_SET PROBLEM_
From the listing below, return each line that includes "What".

_LISTING_
==*==

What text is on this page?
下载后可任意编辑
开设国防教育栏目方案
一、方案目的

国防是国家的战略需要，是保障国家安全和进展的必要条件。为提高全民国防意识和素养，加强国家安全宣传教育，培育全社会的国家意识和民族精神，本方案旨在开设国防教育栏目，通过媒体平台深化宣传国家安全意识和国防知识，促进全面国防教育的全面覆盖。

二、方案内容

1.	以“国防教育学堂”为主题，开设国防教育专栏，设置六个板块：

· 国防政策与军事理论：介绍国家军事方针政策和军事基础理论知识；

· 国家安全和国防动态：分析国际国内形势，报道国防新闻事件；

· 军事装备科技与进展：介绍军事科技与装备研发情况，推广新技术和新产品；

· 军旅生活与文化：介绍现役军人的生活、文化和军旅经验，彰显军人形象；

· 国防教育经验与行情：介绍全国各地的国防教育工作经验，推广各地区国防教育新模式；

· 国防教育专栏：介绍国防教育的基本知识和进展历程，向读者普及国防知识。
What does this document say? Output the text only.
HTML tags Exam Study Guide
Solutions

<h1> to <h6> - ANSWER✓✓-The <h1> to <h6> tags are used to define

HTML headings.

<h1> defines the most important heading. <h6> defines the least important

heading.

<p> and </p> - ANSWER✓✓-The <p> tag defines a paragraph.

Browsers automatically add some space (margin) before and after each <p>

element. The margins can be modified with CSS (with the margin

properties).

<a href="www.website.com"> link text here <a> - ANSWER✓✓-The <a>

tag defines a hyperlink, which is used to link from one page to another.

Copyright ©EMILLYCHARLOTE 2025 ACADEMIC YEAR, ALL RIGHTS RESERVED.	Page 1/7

==*==

_EXPECTED ANSWER_
What text is on this page?
What does this document say? Output the text only.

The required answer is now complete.